◆ **Document excerpt**
────────────────────

# Derby Deluxe, looking for information.



## tta123 (Aug 15, 2011)

I just picked up a '50's Derby Deluxe.  Does anyone have information on it?  Where it might have been sold through.  Looks similar to a Rollfast. I was told it was a 1953, evans/colson.


----------



## elginkid (Aug 15, 2011)

I think you're correct in your observations, the paint, frame geometry, headlight, chainguard, everything says Rollfast.  Well, everything except the badge.


----------



## bobcycles (Aug 15, 2011)

*Rollfast*

That one is a Rollfast for sure.  what a great 'survivor', and with those killer wrap around tread tires to boot!  Awesome score!


----------



## HIGGINSFOREVER (Aug 15, 2011)

I an almost certain derby bicycles were sold by pep boys auto stores.I dont know if pep boys were nation wide,but they were and still are here on the east coast.About 5 years ago i bought a boys derby and when i took the tank off there was a receipt from a pep buys store in pennsylvania for $12.49 and i still have that receipt somewhere.


----------



## partsguy (Aug 15, 2011)

That is one of the most beautiful bicycles I've ever seen. What a find!


----------



## tta123 (Aug 16, 2011)

*50's Pep Boys Derby Deluxe*

I wanted to thank everyone for their help.  I do believe it came from Pep Boys.  They sold them for multiple years.  I am now searching to find out which year I have.  Here is a page out of their 1954 catalog.


----------



## bricycle (Aug 16, 2011)

────────────────────

(Page element annotations)

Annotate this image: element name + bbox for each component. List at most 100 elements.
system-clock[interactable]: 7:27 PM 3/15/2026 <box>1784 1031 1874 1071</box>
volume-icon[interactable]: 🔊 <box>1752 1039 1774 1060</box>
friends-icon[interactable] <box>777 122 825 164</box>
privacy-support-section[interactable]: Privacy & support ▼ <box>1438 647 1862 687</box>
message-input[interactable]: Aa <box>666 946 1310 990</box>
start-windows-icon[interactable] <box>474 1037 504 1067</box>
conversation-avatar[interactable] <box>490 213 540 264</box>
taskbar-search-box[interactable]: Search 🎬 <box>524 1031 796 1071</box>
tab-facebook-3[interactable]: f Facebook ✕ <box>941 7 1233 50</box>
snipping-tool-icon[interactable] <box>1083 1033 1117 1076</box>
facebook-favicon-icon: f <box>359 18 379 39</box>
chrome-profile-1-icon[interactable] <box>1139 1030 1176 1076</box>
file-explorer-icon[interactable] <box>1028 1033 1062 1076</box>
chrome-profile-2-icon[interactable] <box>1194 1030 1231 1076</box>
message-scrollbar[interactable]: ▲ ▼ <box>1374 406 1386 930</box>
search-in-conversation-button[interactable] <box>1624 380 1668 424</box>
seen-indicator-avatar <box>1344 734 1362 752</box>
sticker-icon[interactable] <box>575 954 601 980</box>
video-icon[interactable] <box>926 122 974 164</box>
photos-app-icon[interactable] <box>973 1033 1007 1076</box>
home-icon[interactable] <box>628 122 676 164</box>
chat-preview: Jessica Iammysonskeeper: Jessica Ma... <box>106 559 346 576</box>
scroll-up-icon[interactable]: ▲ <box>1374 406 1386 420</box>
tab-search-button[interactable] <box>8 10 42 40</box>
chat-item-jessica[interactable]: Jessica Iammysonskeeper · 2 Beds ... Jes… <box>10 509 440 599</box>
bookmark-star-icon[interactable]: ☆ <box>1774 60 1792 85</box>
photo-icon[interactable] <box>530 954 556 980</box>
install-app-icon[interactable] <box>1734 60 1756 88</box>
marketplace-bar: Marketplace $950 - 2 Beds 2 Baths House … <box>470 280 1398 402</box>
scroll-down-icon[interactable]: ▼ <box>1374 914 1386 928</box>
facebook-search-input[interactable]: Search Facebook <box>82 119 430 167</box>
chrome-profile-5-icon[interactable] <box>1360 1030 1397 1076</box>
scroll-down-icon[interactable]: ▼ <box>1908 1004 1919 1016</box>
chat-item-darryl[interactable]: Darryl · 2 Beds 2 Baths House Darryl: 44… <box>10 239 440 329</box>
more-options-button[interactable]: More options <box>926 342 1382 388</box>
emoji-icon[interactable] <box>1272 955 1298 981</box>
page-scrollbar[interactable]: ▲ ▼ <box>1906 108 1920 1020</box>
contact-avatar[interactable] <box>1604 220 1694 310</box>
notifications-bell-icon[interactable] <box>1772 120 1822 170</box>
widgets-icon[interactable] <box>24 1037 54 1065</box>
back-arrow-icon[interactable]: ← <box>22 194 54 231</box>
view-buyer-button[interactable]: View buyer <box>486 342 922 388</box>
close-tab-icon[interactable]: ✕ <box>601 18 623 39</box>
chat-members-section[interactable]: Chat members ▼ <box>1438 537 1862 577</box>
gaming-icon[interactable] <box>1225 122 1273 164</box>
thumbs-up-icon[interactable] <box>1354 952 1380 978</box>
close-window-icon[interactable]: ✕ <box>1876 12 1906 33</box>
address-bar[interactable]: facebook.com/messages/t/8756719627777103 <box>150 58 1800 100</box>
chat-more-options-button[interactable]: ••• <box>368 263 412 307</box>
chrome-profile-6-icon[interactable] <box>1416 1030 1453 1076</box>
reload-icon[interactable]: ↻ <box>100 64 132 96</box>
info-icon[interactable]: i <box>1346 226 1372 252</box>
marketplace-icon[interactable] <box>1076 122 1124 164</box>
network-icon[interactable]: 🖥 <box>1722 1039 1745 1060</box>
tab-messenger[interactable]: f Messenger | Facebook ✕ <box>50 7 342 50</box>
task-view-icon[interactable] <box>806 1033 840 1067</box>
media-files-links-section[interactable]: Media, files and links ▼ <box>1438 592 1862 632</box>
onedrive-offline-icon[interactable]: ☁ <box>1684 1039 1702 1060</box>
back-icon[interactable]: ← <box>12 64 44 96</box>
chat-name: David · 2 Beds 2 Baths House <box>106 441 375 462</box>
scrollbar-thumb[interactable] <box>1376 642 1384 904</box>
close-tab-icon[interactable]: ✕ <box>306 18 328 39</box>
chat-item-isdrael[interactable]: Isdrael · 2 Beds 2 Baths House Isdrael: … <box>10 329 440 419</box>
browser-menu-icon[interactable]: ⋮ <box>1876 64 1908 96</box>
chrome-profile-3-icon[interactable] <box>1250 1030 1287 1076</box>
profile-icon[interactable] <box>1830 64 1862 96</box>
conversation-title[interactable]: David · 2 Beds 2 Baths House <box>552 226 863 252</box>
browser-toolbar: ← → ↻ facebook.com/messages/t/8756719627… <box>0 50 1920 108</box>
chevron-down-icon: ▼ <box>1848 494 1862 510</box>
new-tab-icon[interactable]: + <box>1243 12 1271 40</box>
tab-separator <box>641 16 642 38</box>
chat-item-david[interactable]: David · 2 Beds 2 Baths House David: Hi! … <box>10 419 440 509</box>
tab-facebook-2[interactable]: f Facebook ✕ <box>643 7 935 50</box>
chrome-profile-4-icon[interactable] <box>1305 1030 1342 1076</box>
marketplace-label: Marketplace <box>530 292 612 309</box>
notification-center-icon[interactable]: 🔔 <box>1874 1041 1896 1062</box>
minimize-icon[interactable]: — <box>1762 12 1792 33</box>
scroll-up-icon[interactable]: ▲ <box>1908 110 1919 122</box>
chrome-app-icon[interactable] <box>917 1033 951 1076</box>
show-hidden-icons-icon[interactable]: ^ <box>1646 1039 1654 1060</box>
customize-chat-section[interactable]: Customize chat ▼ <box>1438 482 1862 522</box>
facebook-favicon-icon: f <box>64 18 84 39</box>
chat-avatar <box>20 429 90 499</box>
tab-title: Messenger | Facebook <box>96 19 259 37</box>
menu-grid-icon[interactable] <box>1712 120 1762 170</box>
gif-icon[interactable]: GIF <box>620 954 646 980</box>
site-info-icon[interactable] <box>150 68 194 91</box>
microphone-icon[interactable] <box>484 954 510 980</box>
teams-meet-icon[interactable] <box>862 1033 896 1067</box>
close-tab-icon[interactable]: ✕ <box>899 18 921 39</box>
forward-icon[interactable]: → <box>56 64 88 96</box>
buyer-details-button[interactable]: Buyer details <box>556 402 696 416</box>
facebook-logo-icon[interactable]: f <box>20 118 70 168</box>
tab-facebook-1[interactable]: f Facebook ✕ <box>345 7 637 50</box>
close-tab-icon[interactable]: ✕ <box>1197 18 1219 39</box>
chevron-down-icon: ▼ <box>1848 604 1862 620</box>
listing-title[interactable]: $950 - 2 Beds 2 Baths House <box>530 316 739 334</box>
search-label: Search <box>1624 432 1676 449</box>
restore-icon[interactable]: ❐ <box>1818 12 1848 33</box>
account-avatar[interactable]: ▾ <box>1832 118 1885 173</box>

────────────────────

◆ **Exercise set**
[1] Reproduce the listing from its first line through the line holding "privacy-support-section[interactable]: Privacy &", inclusive.
[2] Carry on the forum thread about the Derby Deluxe bicycle, starting right after its final line.

◆ **The replies**
[1]
Annotate this image: element name + bbox for each component. List at most 100 elements.
system-clock[interactable]: 7:27 PM 3/15/2026 <box>1784 1031 1874 1071</box>
volume-icon[interactable]: 🔊 <box>1752 1039 1774 1060</box>
friends-icon[interactable] <box>777 122 825 164</box>
privacy-support-section[interactable]: Privacy & support ▼ <box>1438 647 1862 687</box>

[2]
tta123 said:


> I wanted to thank everyone for their help.  I do believe it came from Pep Boys.  They sold them for multiple years.  I am now searching to find out which year I have.  Here is a page out of their 1954 catalog.
> View attachment 25316




tta, That's a really nice original condition bike, I have a nicer headlamp for it if you are interested for $60 shipped to continental 48 United States. PM for pics... bri.


----------



## guerrillaantics (Feb 11, 2012)

*Derby Deluxe Girl's Model*

Hi everyone,

I came across this post while doing some research on this bike my wife's parents had stored away in a shed. I've always thought it was cool so I took some pictures and I'm hoping I could get a little more information about it. From the image of the Pep Boys catalog it almost looks exactly like the girls model of the Derby Deluxe. Unfortunately its missing the headlamp. Any more info I could get would be great and maybe some tips on cleaning it up and possibly how much a headlamp for this would run?

















What do you all think?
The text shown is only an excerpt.